- Passage to read -
>>>>
# Germany.



## Wooie1958 (Jun 10, 2018)

Germany in September      :drive:      emissions sticker ordered       :idea:      never been before          :rolleyes2:          will it be full of foreigners


----------



## mark61 (Jun 10, 2018)

Guess, there'll be a few English there.  Suppose I better get a sticker. Never bothered before. Going in July.


----------



## Wooie1958 (Jun 10, 2018)

Very quick and easy here Mark        Online-application environmental zone sticker - Berlin.de


----------



## witzend (Jun 10, 2018)

There will be plenty of French


----------



## Rollin (Jun 13, 2018)

I've just crossed Germany from Cologne to Berlin, taking the slow scenic route. I haven't seen a single other UK motorhomer, nor any French. A handful of Dutch, everyone else is German.

Weather has been fantastic, lots of gorgeous scenery, free or cheap (< €10) stellplatze almost everywhere. Of course they don't have much of a seaside (I was further south anyway) but there are various freshwater lakes around that are great for swimming (no waves or - obviously - salt). It seems even the smallest towns will have really well maintained outdoor pools for €3 or €4. Bars are cheap too, half a litre of beer is usually €3.50. I highly recommend it.

edit: Try to keep a good supply of €1 and 50¢ coins with you - a lot of the government-run aires have parking machines that only accept coins (no cards or notes).


----------



## Beemer (Jun 13, 2018)
<<<<
- Information provided -
>>>>
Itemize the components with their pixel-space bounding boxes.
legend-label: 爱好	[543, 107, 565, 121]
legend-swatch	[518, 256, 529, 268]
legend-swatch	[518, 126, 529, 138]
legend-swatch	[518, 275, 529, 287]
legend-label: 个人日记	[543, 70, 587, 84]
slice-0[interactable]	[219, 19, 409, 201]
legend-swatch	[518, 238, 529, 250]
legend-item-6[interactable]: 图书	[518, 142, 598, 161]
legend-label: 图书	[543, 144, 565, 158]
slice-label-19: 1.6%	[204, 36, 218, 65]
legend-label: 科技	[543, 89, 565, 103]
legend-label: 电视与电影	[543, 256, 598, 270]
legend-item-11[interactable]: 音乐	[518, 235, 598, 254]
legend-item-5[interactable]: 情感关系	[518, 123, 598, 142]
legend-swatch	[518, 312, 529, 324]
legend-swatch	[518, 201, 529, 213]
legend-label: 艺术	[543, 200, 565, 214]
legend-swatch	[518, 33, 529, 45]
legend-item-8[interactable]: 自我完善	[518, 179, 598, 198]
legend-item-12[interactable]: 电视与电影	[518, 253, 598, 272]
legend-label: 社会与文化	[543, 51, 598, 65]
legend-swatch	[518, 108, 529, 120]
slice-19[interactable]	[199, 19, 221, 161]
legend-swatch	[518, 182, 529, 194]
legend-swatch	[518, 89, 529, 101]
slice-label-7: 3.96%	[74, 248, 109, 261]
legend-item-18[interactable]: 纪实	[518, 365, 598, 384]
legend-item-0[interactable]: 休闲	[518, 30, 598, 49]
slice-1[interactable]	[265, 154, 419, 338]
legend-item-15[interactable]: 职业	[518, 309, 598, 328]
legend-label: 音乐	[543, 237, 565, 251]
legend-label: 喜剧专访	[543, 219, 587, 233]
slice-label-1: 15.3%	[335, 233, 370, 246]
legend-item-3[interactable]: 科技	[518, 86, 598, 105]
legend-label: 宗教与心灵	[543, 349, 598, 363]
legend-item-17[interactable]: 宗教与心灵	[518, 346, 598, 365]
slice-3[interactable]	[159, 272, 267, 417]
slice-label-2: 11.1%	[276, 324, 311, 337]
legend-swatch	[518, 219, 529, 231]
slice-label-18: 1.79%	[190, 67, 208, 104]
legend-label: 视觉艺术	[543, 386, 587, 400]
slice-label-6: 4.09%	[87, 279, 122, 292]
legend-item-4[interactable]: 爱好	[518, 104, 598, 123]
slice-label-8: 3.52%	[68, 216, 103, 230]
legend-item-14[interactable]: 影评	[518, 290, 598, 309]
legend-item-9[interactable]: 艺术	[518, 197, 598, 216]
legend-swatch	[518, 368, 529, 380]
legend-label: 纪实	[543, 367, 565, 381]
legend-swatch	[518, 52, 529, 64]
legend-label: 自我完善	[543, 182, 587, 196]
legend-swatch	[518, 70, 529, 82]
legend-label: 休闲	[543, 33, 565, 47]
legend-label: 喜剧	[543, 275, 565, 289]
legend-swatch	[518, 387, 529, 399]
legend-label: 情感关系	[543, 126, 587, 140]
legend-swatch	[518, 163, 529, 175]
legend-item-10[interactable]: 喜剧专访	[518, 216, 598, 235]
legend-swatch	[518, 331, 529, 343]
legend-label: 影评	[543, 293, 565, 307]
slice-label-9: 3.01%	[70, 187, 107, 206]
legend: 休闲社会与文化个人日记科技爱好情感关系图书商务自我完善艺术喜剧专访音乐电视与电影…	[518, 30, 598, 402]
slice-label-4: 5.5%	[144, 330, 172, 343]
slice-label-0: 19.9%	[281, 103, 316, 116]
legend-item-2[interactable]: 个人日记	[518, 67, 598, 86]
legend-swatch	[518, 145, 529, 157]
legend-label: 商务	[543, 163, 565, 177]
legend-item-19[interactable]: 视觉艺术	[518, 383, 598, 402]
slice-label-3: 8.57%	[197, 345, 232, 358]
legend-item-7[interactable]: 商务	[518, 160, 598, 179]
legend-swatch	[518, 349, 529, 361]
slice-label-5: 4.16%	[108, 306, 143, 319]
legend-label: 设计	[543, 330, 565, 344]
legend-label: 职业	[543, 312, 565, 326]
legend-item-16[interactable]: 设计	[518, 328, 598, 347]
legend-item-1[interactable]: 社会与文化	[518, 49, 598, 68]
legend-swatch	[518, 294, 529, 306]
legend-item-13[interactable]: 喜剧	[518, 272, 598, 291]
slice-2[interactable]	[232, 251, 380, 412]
<<<<
- Written exercise 1 -
From the forum thread about traveling in Germany, write out the passage starting with "Weather has been" and going on through "cards or notes).".
- Written exercise 2 -
Translate this sentence from the forum thread about traveling in Germany into Spanish: "It seems even the smallest towns will have really well maintained outdoor pools for €3 or €4."
- Written exercise 3 -
Pick up the forum thread about traveling in Germany where it stops and keep it going.

- Task output 1 -
Weather has been fantastic, lots of gorgeous scenery, free or cheap (< €10) stellplatze almost everywhere. Of course they don't have much of a seaside (I was further south anyway) but there are various freshwater lakes around that are great for swimming (no waves or - obviously - salt). It seems even the smallest towns will have really well maintained outdoor pools for €3 or €4. Bars are cheap too, half a litre of beer is usually €3.50. I highly recommend it.

edit: Try to keep a good supply of €1 and 50¢ coins with you - a lot of the government-run aires have parking machines that only accept coins (no cards or notes).

- Task output 2 -
Parece que hasta los pueblos más pequeños tendrán piscinas al aire libre muy bien mantenidas por 3 o 4 €.

- Task output 3 -
We have just booked the Chunnel for September, and heading for Bavaria for a 2 week ramble.
Last time we were there was in 1991, when we hired a motorhome from Paderborn and toured down the Rhine to include Neuschwanzstein in our itinerary.
I have my Plakette, however, it is yellow, so won't be venturing into cities with the "dirty" van.  Using public transport in Germany is much more convenient and cheap anyway


----------



## jann (Jun 13, 2018)

Germany in September/October time is good.Plentyof stellplatz to stop at.


----------



## mark61 (Jun 13, 2018)

Off mid July, Black Forrest then over to Saxony Switzerland national park, and on to Estonia. No idea which way back yet.


----------



## redhand (Jun 14, 2018)

Been here two weeks Mosel and Rhine been great
Underwhelmed so far with Black Forest considering the romantic road and Bavaria
Didn't bother with emissions sticker as keeping away from cities, spoke with some Germans who say the police  aren't bothered seen loads of vans without them


----------



## redhand (Jun 14, 2018)

Stellplatz are generally half full only come across one that had no places
A few Brit vans no French mainly Germans and clogs


----------



## phillybarbour (Jun 14, 2018)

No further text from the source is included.